Reproduce the data that follows in its entirety, character for character.

▶ INPUT MATERIAL:
⟨
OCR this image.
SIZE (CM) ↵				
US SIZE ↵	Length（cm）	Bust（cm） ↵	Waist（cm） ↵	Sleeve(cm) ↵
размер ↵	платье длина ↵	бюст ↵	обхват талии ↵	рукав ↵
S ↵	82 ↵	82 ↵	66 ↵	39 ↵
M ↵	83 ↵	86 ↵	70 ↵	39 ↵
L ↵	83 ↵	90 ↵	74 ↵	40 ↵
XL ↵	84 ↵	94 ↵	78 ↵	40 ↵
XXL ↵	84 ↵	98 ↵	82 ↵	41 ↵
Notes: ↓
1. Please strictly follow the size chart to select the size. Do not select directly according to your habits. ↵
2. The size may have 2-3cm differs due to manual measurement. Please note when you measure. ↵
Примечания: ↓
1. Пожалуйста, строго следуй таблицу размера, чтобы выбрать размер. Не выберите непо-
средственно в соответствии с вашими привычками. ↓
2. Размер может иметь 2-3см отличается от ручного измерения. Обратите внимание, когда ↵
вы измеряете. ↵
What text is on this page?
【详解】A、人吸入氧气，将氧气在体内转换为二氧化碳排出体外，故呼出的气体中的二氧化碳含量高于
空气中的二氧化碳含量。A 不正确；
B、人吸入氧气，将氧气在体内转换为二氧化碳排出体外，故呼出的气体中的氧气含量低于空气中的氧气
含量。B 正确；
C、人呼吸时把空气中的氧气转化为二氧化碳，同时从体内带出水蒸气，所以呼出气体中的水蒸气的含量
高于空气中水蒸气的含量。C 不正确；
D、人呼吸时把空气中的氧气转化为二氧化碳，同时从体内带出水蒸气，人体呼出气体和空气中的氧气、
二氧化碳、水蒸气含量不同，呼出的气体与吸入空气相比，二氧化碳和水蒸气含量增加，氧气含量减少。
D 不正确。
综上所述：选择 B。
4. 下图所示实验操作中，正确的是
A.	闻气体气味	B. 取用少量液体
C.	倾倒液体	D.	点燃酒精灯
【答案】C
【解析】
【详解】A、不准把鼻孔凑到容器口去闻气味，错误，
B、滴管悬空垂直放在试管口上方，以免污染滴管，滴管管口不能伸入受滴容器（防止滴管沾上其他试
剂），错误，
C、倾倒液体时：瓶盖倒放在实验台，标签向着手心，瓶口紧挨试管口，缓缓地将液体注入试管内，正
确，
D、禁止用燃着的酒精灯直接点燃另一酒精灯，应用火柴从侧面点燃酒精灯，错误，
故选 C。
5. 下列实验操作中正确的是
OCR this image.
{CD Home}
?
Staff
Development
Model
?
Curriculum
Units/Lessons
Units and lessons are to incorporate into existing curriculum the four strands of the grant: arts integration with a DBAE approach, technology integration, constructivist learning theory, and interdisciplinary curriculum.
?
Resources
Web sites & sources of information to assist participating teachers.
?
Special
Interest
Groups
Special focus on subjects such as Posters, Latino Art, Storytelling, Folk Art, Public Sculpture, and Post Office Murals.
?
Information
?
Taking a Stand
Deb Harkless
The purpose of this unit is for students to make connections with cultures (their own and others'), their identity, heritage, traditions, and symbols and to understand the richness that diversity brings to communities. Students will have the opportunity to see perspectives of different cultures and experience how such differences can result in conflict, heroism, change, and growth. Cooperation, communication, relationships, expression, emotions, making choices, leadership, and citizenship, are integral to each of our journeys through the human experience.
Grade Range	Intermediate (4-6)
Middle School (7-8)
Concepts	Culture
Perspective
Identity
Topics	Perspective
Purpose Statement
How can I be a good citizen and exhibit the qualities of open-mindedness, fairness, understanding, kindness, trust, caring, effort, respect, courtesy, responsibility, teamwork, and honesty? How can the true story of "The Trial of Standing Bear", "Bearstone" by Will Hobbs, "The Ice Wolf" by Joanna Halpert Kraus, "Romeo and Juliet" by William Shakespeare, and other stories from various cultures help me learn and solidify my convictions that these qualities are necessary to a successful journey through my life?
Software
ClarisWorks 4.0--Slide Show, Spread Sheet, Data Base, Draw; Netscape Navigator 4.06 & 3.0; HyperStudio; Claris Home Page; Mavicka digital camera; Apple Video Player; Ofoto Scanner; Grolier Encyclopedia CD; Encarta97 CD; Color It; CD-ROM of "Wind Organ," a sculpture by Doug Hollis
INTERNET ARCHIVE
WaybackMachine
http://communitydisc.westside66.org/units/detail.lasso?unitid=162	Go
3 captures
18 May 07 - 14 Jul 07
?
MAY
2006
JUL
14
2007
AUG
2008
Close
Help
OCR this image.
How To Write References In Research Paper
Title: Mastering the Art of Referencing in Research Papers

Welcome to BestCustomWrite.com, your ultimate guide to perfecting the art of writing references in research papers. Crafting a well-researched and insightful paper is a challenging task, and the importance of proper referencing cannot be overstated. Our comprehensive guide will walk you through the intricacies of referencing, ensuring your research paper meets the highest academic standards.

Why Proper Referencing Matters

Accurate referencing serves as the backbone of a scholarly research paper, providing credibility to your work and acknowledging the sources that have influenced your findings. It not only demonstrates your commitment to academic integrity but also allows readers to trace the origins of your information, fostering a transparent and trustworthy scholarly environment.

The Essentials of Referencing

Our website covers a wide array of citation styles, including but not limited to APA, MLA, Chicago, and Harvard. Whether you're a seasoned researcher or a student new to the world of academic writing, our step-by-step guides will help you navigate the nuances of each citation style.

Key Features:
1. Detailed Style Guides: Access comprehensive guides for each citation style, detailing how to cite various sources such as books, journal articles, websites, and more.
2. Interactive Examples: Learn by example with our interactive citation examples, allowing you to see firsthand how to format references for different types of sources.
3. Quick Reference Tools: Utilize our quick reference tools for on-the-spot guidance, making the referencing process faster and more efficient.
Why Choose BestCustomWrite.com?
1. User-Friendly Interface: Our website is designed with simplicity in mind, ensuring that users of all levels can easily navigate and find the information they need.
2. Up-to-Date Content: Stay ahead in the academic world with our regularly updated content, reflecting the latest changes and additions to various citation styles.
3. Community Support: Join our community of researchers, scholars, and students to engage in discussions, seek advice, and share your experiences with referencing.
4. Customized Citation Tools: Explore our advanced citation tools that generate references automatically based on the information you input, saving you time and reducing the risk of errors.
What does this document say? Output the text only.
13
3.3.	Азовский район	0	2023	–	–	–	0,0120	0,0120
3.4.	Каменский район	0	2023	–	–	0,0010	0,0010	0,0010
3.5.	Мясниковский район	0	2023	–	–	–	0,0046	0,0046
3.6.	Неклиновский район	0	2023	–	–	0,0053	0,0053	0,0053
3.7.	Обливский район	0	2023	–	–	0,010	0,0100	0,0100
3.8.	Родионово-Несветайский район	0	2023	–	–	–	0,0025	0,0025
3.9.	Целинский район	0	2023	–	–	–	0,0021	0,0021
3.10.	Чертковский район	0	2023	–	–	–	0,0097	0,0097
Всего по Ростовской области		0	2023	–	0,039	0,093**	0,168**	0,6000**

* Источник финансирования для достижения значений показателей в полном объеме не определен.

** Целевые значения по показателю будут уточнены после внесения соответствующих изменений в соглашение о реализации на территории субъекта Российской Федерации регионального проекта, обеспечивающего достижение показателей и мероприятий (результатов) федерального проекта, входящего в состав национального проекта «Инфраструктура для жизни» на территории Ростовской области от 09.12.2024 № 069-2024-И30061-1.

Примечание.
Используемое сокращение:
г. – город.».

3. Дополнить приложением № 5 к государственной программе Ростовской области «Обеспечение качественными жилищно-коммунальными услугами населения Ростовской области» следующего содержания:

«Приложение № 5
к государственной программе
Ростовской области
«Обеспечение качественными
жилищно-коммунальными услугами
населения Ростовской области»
⟩
▶ SOLUTION TO THE PROBLEM:
OCR this image.
SIZE (CM) ↵				
US SIZE ↵	Length（cm）	Bust（cm） ↵	Waist（cm） ↵	Sleeve(cm) ↵
размер ↵	платье длина ↵	бюст ↵	обхват талии ↵	рукав ↵
S ↵	82 ↵	82 ↵	66 ↵	39 ↵
M ↵	83 ↵	86 ↵	70 ↵	39 ↵
L ↵	83 ↵	90 ↵	74 ↵	40 ↵
XL ↵	84 ↵	94 ↵	78 ↵	40 ↵
XXL ↵	84 ↵	98 ↵	82 ↵	41 ↵
Notes: ↓
1. Please strictly follow the size chart to select the size. Do not select directly according to your habits. ↵
2. The size may have 2-3cm differs due to manual measurement. Please note when you measure. ↵
Примечания: ↓
1. Пожалуйста, строго следуй таблицу размера, чтобы выбрать размер. Не выберите непо-
средственно в соответствии с вашими привычками. ↓
2. Размер может иметь 2-3см отличается от ручного измерения. Обратите внимание, когда ↵
вы измеряете. ↵
What text is on this page?
【详解】A、人吸入氧气，将氧气在体内转换为二氧化碳排出体外，故呼出的气体中的二氧化碳含量高于
空气中的二氧化碳含量。A 不正确；
B、人吸入氧气，将氧气在体内转换为二氧化碳排出体外，故呼出的气体中的氧气含量低于空气中的氧气
含量。B 正确；
C、人呼吸时把空气中的氧气转化为二氧化碳，同时从体内带出水蒸气，所以呼出气体中的水蒸气的含量
高于空气中水蒸气的含量。C 不正确；
D、人呼吸时把空气中的氧气转化为二氧化碳，同时从体内带出水蒸气，人体呼出气体和空气中的氧气、
二氧化碳、水蒸气含量不同，呼出的气体与吸入空气相比，二氧化碳和水蒸气含量增加，氧气含量减少。
D 不正确。
综上所述：选择 B。
4. 下图所示实验操作中，正确的是
A.	闻气体气味	B. 取用少量液体
C.	倾倒液体	D.	点燃酒精灯
【答案】C
【解析】
【详解】A、不准把鼻孔凑到容器口去闻气味，错误，
B、滴管悬空垂直放在试管口上方，以免污染滴管，滴管管口不能伸入受滴容器（防止滴管沾上其他试
剂），错误，
C、倾倒液体时：瓶盖倒放在实验台，标签向着手心，瓶口紧挨试管口，缓缓地将液体注入试管内，正
确，
D、禁止用燃着的酒精灯直接点燃另一酒精灯，应用火柴从侧面点燃酒精灯，错误，
故选 C。
5. 下列实验操作中正确的是
OCR this image.
{CD Home}
?
Staff
Development
Model
?
Curriculum
Units/Lessons
Units and lessons are to incorporate into existing curriculum the four strands of the grant: arts integration with a DBAE approach, technology integration, constructivist learning theory, and interdisciplinary curriculum.
?
Resources
Web sites & sources of information to assist participating teachers.
?
Special
Interest
Groups
Special focus on subjects such as Posters, Latino Art, Storytelling, Folk Art, Public Sculpture, and Post Office Murals.
?
Information
?
Taking a Stand
Deb Harkless
The purpose of this unit is for students to make connections with cultures (their own and others'), their identity, heritage, traditions, and symbols and to understand the richness that diversity brings to communities. Students will have the opportunity to see perspectives of different cultures and experience how such differences can result in conflict, heroism, change, and growth. Cooperation, communication, relationships, expression, emotions, making choices, leadership, and citizenship, are integral to each of our journeys through the human experience.
Grade Range	Intermediate (4-6)
Middle School (7-8)
Concepts	Culture
Perspective
Identity
Topics	Perspective
Purpose Statement
How can I be a good citizen and exhibit the qualities of open-mindedness, fairness, understanding, kindness, trust, caring, effort, respect, courtesy, responsibility, teamwork, and honesty? How can the true story of "The Trial of Standing Bear", "Bearstone" by Will Hobbs, "The Ice Wolf" by Joanna Halpert Kraus, "Romeo and Juliet" by William Shakespeare, and other stories from various cultures help me learn and solidify my convictions that these qualities are necessary to a successful journey through my life?
Software
ClarisWorks 4.0--Slide Show, Spread Sheet, Data Base, Draw; Netscape Navigator 4.06 & 3.0; HyperStudio; Claris Home Page; Mavicka digital camera; Apple Video Player; Ofoto Scanner; Grolier Encyclopedia CD; Encarta97 CD; Color It; CD-ROM of "Wind Organ," a sculpture by Doug Hollis
INTERNET ARCHIVE
WaybackMachine
http://communitydisc.westside66.org/units/detail.lasso?unitid=162	Go
3 captures
18 May 07 - 14 Jul 07
?
MAY
2006
JUL
14
2007
AUG
2008
Close
Help
OCR this image.
How To Write References In Research Paper
Title: Mastering the Art of Referencing in Research Papers

Welcome to BestCustomWrite.com, your ultimate guide to perfecting the art of writing references in research papers. Crafting a well-researched and insightful paper is a challenging task, and the importance of proper referencing cannot be overstated. Our comprehensive guide will walk you through the intricacies of referencing, ensuring your research paper meets the highest academic standards.

Why Proper Referencing Matters

Accurate referencing serves as the backbone of a scholarly research paper, providing credibility to your work and acknowledging the sources that have influenced your findings. It not only demonstrates your commitment to academic integrity but also allows readers to trace the origins of your information, fostering a transparent and trustworthy scholarly environment.

The Essentials of Referencing

Our website covers a wide array of citation styles, including but not limited to APA, MLA, Chicago, and Harvard. Whether you're a seasoned researcher or a student new to the world of academic writing, our step-by-step guides will help you navigate the nuances of each citation style.

Key Features:
1. Detailed Style Guides: Access comprehensive guides for each citation style, detailing how to cite various sources such as books, journal articles, websites, and more.
2. Interactive Examples: Learn by example with our interactive citation examples, allowing you to see firsthand how to format references for different types of sources.
3. Quick Reference Tools: Utilize our quick reference tools for on-the-spot guidance, making the referencing process faster and more efficient.
Why Choose BestCustomWrite.com?
1. User-Friendly Interface: Our website is designed with simplicity in mind, ensuring that users of all levels can easily navigate and find the information they need.
2. Up-to-Date Content: Stay ahead in the academic world with our regularly updated content, reflecting the latest changes and additions to various citation styles.
3. Community Support: Join our community of researchers, scholars, and students to engage in discussions, seek advice, and share your experiences with referencing.
4. Customized Citation Tools: Explore our advanced citation tools that generate references automatically based on the information you input, saving you time and reducing the risk of errors.
What does this document say? Output the text only.
13
3.3.	Азовский район	0	2023	–	–	–	0,0120	0,0120
3.4.	Каменский район	0	2023	–	–	0,0010	0,0010	0,0010
3.5.	Мясниковский район	0	2023	–	–	–	0,0046	0,0046
3.6.	Неклиновский район	0	2023	–	–	0,0053	0,0053	0,0053
3.7.	Обливский район	0	2023	–	–	0,010	0,0100	0,0100
3.8.	Родионово-Несветайский район	0	2023	–	–	–	0,0025	0,0025
3.9.	Целинский район	0	2023	–	–	–	0,0021	0,0021
3.10.	Чертковский район	0	2023	–	–	–	0,0097	0,0097
Всего по Ростовской области		0	2023	–	0,039	0,093**	0,168**	0,6000**

* Источник финансирования для достижения значений показателей в полном объеме не определен.

** Целевые значения по показателю будут уточнены после внесения соответствующих изменений в соглашение о реализации на территории субъекта Российской Федерации регионального проекта, обеспечивающего достижение показателей и мероприятий (результатов) федерального проекта, входящего в состав национального проекта «Инфраструктура для жизни» на территории Ростовской области от 09.12.2024 № 069-2024-И30061-1.

Примечание.
Используемое сокращение:
г. – город.».

3. Дополнить приложением № 5 к государственной программе Ростовской области «Обеспечение качественными жилищно-коммунальными услугами населения Ростовской области» следующего содержания:

«Приложение № 5
к государственной программе
Ростовской области
«Обеспечение качественными
жилищно-коммунальными услугами
населения Ростовской области»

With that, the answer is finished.